Task description.
In how many lines does the string "Fish" appear? Answer with the number only.

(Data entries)
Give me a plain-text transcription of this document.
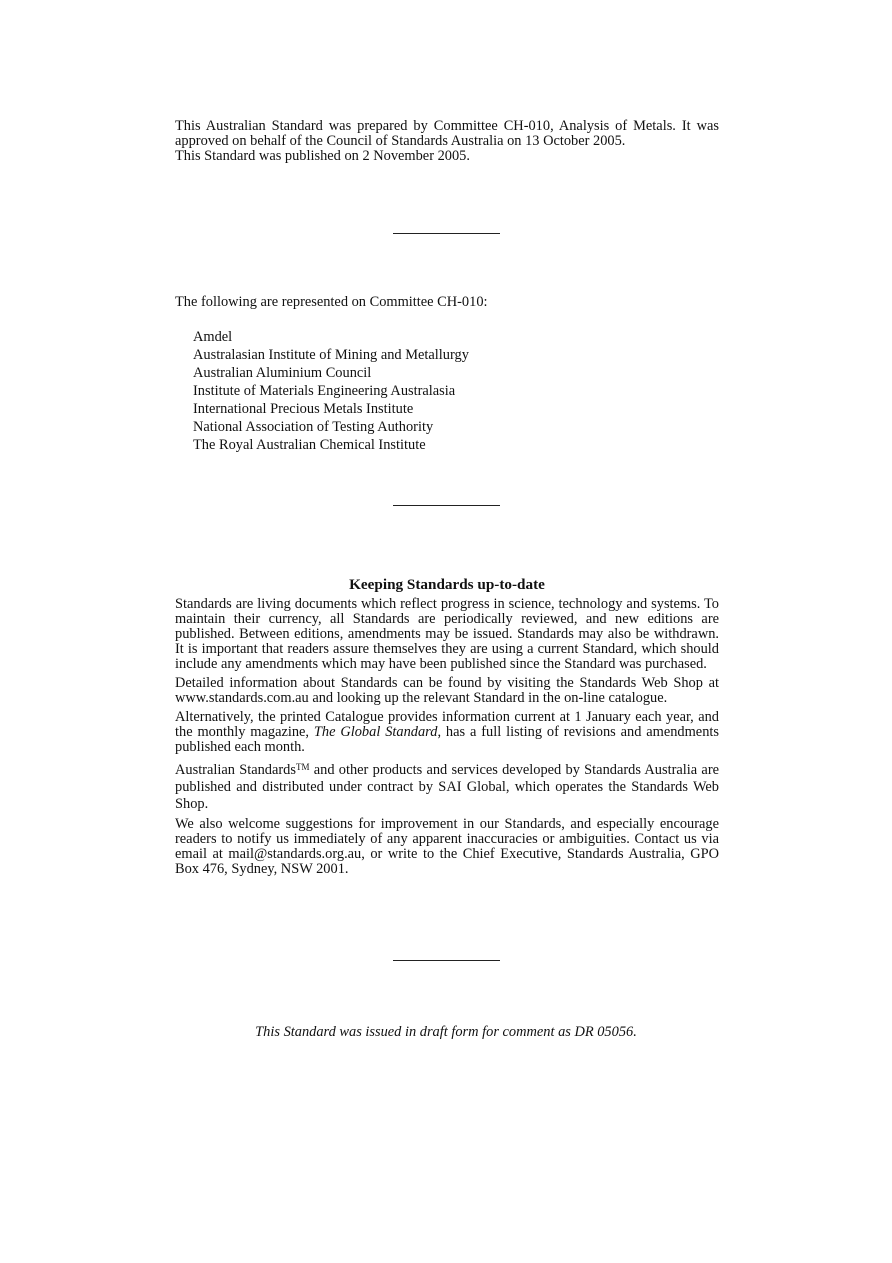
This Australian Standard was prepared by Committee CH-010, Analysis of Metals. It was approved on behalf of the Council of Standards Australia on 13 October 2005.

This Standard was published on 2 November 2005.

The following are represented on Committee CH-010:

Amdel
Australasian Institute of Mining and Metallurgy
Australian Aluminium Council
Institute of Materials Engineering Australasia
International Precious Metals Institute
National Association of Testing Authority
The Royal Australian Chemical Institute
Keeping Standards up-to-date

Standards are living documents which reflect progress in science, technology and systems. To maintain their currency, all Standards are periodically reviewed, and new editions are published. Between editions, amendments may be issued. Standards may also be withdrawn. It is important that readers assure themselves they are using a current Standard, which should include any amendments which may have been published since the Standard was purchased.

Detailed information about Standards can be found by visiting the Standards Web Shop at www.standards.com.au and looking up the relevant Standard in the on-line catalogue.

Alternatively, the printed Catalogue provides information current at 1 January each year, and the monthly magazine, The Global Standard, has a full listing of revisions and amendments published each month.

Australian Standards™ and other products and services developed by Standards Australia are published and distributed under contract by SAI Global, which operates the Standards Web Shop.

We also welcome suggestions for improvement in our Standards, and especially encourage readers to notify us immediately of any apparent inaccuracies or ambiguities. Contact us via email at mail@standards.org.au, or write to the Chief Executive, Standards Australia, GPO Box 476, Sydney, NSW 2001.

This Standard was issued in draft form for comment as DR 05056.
---
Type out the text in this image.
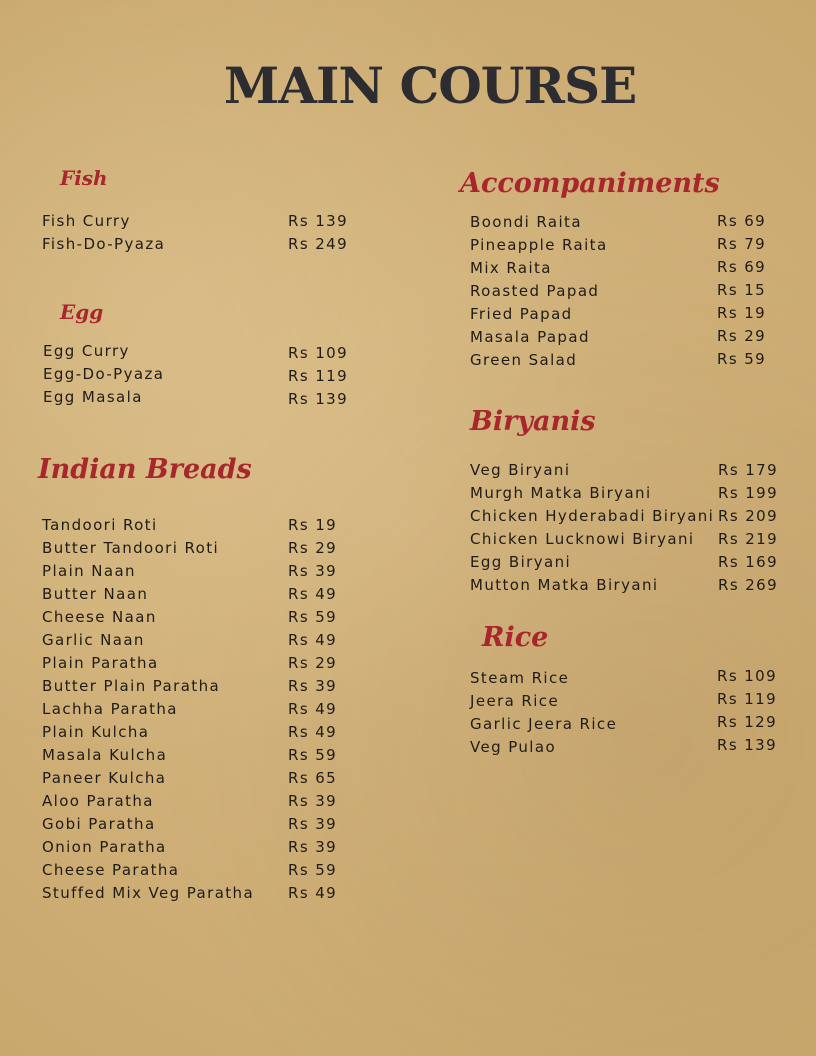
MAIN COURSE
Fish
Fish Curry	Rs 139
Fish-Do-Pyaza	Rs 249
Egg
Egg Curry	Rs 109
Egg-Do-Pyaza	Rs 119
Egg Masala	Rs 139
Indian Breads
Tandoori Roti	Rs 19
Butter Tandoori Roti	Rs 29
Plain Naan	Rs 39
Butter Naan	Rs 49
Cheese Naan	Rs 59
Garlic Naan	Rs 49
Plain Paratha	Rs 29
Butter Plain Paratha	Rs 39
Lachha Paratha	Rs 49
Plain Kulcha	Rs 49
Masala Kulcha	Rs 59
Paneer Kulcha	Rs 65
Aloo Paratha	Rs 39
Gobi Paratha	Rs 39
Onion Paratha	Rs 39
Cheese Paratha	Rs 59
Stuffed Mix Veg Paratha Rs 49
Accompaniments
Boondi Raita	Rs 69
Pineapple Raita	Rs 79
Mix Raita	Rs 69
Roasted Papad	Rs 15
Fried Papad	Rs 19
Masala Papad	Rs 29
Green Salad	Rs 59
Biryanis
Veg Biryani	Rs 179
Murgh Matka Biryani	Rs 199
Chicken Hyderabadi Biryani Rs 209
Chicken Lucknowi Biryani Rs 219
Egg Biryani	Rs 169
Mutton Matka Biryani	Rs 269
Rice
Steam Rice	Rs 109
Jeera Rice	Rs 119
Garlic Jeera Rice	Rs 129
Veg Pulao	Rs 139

Solved problem.
3